[Data listing]
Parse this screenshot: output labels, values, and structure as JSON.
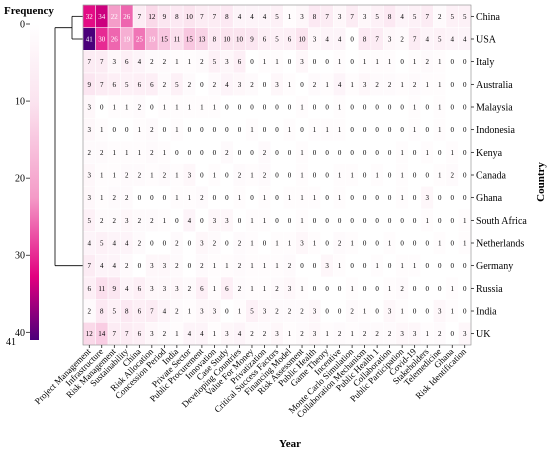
{
  "chart_data": {
    "type": "heatmap",
    "legend_title": "Frequency",
    "xlabel": "Year",
    "ylabel": "Country",
    "colorbar": {
      "ticks": [
        0,
        10,
        20,
        30,
        40
      ],
      "max_label": "41",
      "colors": [
        "#ffffff",
        "#fbe3ef",
        "#f49ac7",
        "#e2007f",
        "#4b007a"
      ]
    },
    "rows": [
      "China",
      "USA",
      "Italy",
      "Australia",
      "Malaysia",
      "Indonesia",
      "Kenya",
      "Canada",
      "Ghana",
      "South Africa",
      "Netherlands",
      "Germany",
      "Russia",
      "India",
      "UK"
    ],
    "columns": [
      "Project Management",
      "Infrastructure",
      "Risk Management",
      "Sustainability",
      "China",
      "Risk Allocation",
      "Concession Period",
      "India",
      "Private Sector",
      "Public Procurement",
      "Innovation",
      "Case Study",
      "Developing Countries",
      "Value For Money",
      "Privatization",
      "Critical Success Factors",
      "Financing Model",
      "Risk Assessment",
      "Public Health",
      "Game Theory",
      "Incentive",
      "Monte Carlo Simulation",
      "Collaboration Mechanism",
      "Public Health 1",
      "Collaboration",
      "Public Participation",
      "Covid-19",
      "Stakeholders",
      "Telemedicine",
      "Ghana",
      "Risk Identification"
    ],
    "values": [
      [
        32,
        34,
        22,
        26,
        7,
        12,
        9,
        8,
        10,
        7,
        7,
        8,
        4,
        4,
        4,
        5,
        1,
        3,
        8,
        7,
        3,
        7,
        3,
        5,
        8,
        4,
        5,
        7,
        2,
        5,
        5
      ],
      [
        41,
        30,
        26,
        19,
        25,
        19,
        15,
        11,
        15,
        13,
        8,
        10,
        10,
        9,
        6,
        5,
        6,
        10,
        3,
        4,
        4,
        0,
        8,
        7,
        3,
        2,
        7,
        4,
        5,
        4,
        4
      ],
      [
        7,
        7,
        3,
        6,
        4,
        2,
        2,
        1,
        1,
        2,
        5,
        3,
        6,
        0,
        1,
        1,
        0,
        3,
        0,
        0,
        1,
        0,
        1,
        1,
        1,
        0,
        1,
        2,
        1,
        0,
        0
      ],
      [
        9,
        7,
        6,
        5,
        6,
        6,
        2,
        5,
        2,
        0,
        2,
        4,
        3,
        2,
        0,
        3,
        1,
        0,
        2,
        1,
        4,
        1,
        3,
        2,
        2,
        1,
        2,
        1,
        1,
        0,
        0
      ],
      [
        3,
        0,
        1,
        1,
        2,
        0,
        1,
        1,
        1,
        1,
        1,
        0,
        0,
        0,
        0,
        0,
        0,
        1,
        0,
        0,
        1,
        0,
        0,
        0,
        0,
        0,
        1,
        0,
        1,
        0,
        0
      ],
      [
        3,
        1,
        0,
        0,
        1,
        2,
        0,
        1,
        0,
        0,
        0,
        0,
        0,
        1,
        0,
        0,
        1,
        0,
        1,
        1,
        1,
        0,
        0,
        0,
        0,
        0,
        1,
        0,
        1,
        0,
        0
      ],
      [
        2,
        2,
        1,
        1,
        1,
        2,
        1,
        0,
        0,
        0,
        0,
        2,
        0,
        0,
        2,
        0,
        0,
        1,
        0,
        0,
        0,
        0,
        0,
        0,
        0,
        1,
        0,
        1,
        0,
        1,
        0
      ],
      [
        3,
        1,
        1,
        2,
        2,
        1,
        2,
        1,
        3,
        0,
        1,
        0,
        2,
        1,
        2,
        0,
        0,
        1,
        0,
        0,
        1,
        1,
        0,
        1,
        0,
        1,
        0,
        0,
        1,
        2,
        0
      ],
      [
        3,
        1,
        2,
        2,
        0,
        0,
        0,
        1,
        1,
        2,
        0,
        0,
        1,
        0,
        1,
        0,
        1,
        1,
        1,
        0,
        1,
        0,
        0,
        0,
        0,
        1,
        0,
        3,
        0,
        0,
        0
      ],
      [
        5,
        2,
        2,
        3,
        2,
        2,
        1,
        0,
        4,
        0,
        3,
        3,
        0,
        1,
        1,
        0,
        0,
        1,
        0,
        0,
        0,
        0,
        0,
        0,
        0,
        0,
        0,
        1,
        0,
        0,
        1
      ],
      [
        4,
        5,
        4,
        4,
        2,
        0,
        0,
        2,
        0,
        3,
        2,
        0,
        2,
        1,
        0,
        1,
        1,
        3,
        1,
        0,
        2,
        1,
        0,
        0,
        1,
        0,
        0,
        0,
        1,
        0,
        1
      ],
      [
        7,
        4,
        4,
        2,
        0,
        3,
        3,
        2,
        0,
        2,
        1,
        1,
        2,
        1,
        1,
        1,
        2,
        0,
        0,
        3,
        1,
        0,
        0,
        1,
        0,
        1,
        1,
        0,
        0,
        0,
        0
      ],
      [
        6,
        11,
        9,
        4,
        6,
        3,
        3,
        3,
        2,
        6,
        1,
        6,
        2,
        1,
        1,
        2,
        3,
        1,
        0,
        0,
        0,
        1,
        0,
        0,
        1,
        2,
        0,
        0,
        0,
        1,
        0
      ],
      [
        2,
        8,
        5,
        8,
        6,
        7,
        4,
        2,
        1,
        3,
        3,
        0,
        1,
        5,
        3,
        2,
        2,
        2,
        3,
        0,
        0,
        2,
        1,
        0,
        3,
        1,
        0,
        0,
        3,
        1,
        0
      ],
      [
        12,
        14,
        7,
        7,
        6,
        3,
        2,
        1,
        4,
        4,
        1,
        3,
        4,
        2,
        2,
        3,
        1,
        2,
        3,
        1,
        2,
        1,
        2,
        2,
        2,
        3,
        3,
        1,
        2,
        0,
        3
      ]
    ]
  }
}
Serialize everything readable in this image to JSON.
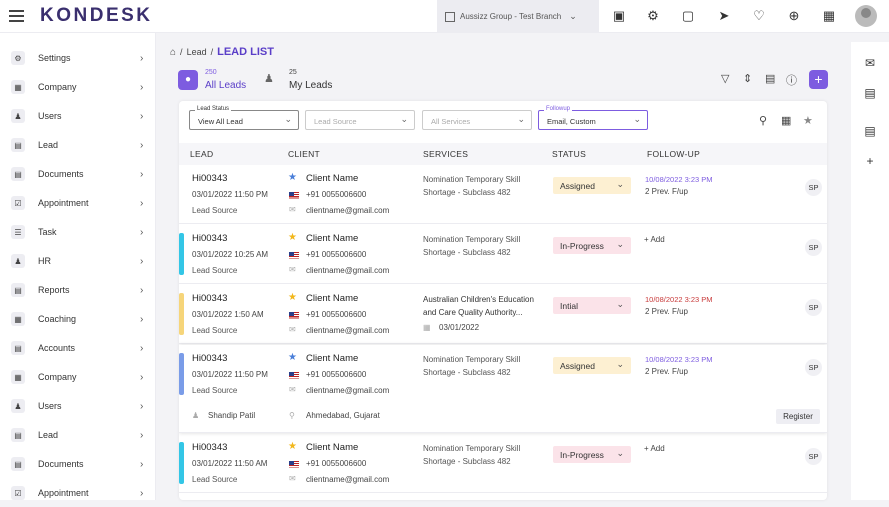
{
  "header": {
    "logo": "KONDESK",
    "branch": "Aussizz Group - Test Branch",
    "icons": [
      "briefcase-icon",
      "bug-icon",
      "note-icon",
      "megaphone-icon",
      "bell-icon",
      "plus-circle-icon",
      "grid-icon"
    ]
  },
  "sidebar": {
    "items": [
      {
        "label": "Settings",
        "icon": "gear-icon"
      },
      {
        "label": "Company",
        "icon": "building-icon"
      },
      {
        "label": "Users",
        "icon": "users-icon"
      },
      {
        "label": "Lead",
        "icon": "lead-icon"
      },
      {
        "label": "Documents",
        "icon": "documents-icon"
      },
      {
        "label": "Appointment",
        "icon": "calendar-icon"
      },
      {
        "label": "Task",
        "icon": "task-icon"
      },
      {
        "label": "HR",
        "icon": "hr-icon"
      },
      {
        "label": "Reports",
        "icon": "reports-icon"
      },
      {
        "label": "Coaching",
        "icon": "coaching-icon"
      },
      {
        "label": "Accounts",
        "icon": "accounts-icon"
      },
      {
        "label": "Company",
        "icon": "building-icon"
      },
      {
        "label": "Users",
        "icon": "users-icon"
      },
      {
        "label": "Lead",
        "icon": "lead-icon"
      },
      {
        "label": "Documents",
        "icon": "documents-icon"
      },
      {
        "label": "Appointment",
        "icon": "calendar-icon"
      }
    ]
  },
  "breadcrumb": {
    "sep1": "/",
    "parent": "Lead",
    "sep2": "/",
    "current": "LEAD LIST"
  },
  "tabs": {
    "all": {
      "count": "250",
      "label": "All Leads"
    },
    "mine": {
      "count": "25",
      "label": "My Leads"
    }
  },
  "filters": {
    "lead_status": {
      "legend": "Lead Status",
      "value": "View All Lead"
    },
    "lead_source": {
      "placeholder": "Lead Source"
    },
    "services": {
      "placeholder": "All Services"
    },
    "followup": {
      "legend": "Followup",
      "value": "Email, Custom"
    }
  },
  "table": {
    "columns": [
      "LEAD",
      "CLIENT",
      "SERVICES",
      "STATUS",
      "FOLLOW-UP"
    ],
    "rows": [
      {
        "id": "Hi00343",
        "date": "03/01/2022 11:50 PM",
        "source": "Lead Source",
        "star": "blue",
        "client": "Client Name",
        "phone": "+91 0055006600",
        "email": "clientname@gmail.com",
        "svc1": "Nomination Temporary Skill",
        "svc2": "Shortage - Subclass 482",
        "status": "Assigned",
        "status_color": "#fdf0d2",
        "fu_date": "10/08/2022 3:23 PM",
        "fu_color": "purple",
        "fu_prev": "2 Prev. F/up",
        "bar": "",
        "avatar": "SP"
      },
      {
        "id": "Hi00343",
        "date": "03/01/2022 10:25 AM",
        "source": "Lead Source",
        "star": "gold",
        "client": "Client Name",
        "phone": "+91 0055006600",
        "email": "clientname@gmail.com",
        "svc1": "Nomination Temporary Skill",
        "svc2": "Shortage - Subclass 482",
        "status": "In-Progress",
        "status_color": "#fbe3e9",
        "fu_add": "+ Add",
        "bar": "#33c6e6",
        "avatar": "SP"
      },
      {
        "id": "Hi00343",
        "date": "03/01/2022 1:50 AM",
        "source": "Lead Source",
        "star": "gold",
        "client": "Client Name",
        "phone": "+91 0055006600",
        "email": "clientname@gmail.com",
        "svc1": "Australian Children's Education",
        "svc2": "and Care Quality Authority...",
        "svc_date": "03/01/2022",
        "status": "Intial",
        "status_color": "#fbe3e9",
        "fu_date": "10/08/2022 3:23 PM",
        "fu_color": "red",
        "fu_prev": "2 Prev. F/up",
        "bar": "#f6d57a",
        "avatar": "SP"
      },
      {
        "id": "Hi00343",
        "date": "03/01/2022 11:50 PM",
        "source": "Lead Source",
        "star": "blue",
        "client": "Client Name",
        "phone": "+91 0055006600",
        "email": "clientname@gmail.com",
        "svc1": "Nomination Temporary Skill",
        "svc2": "Shortage - Subclass 482",
        "status": "Assigned",
        "status_color": "#fdf0d2",
        "fu_date": "10/08/2022 3:23 PM",
        "fu_color": "purple",
        "fu_prev": "2 Prev. F/up",
        "bar": "#7a9ce8",
        "avatar": "SP",
        "expanded": {
          "person": "Shandip Patil",
          "location": "Ahmedabad, Gujarat",
          "button": "Register"
        }
      },
      {
        "id": "Hi00343",
        "date": "03/01/2022 11:50 AM",
        "source": "Lead Source",
        "star": "gold",
        "client": "Client Name",
        "phone": "+91 0055006600",
        "email": "clientname@gmail.com",
        "svc1": "Nomination Temporary Skill",
        "svc2": "Shortage - Subclass 482",
        "status": "In-Progress",
        "status_color": "#fbe3e9",
        "fu_add": "+ Add",
        "bar": "#33c6e6",
        "avatar": "SP"
      }
    ]
  },
  "colors": {
    "accent": "#7d5ce0",
    "star_gold": "#f2b71c",
    "star_blue": "#4a7fd9"
  }
}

#### Task details
Show the lines of the records that contain the word "placeholder".

#### Correct response
      "placeholder": "Lead Source"
      "placeholder": "All Services"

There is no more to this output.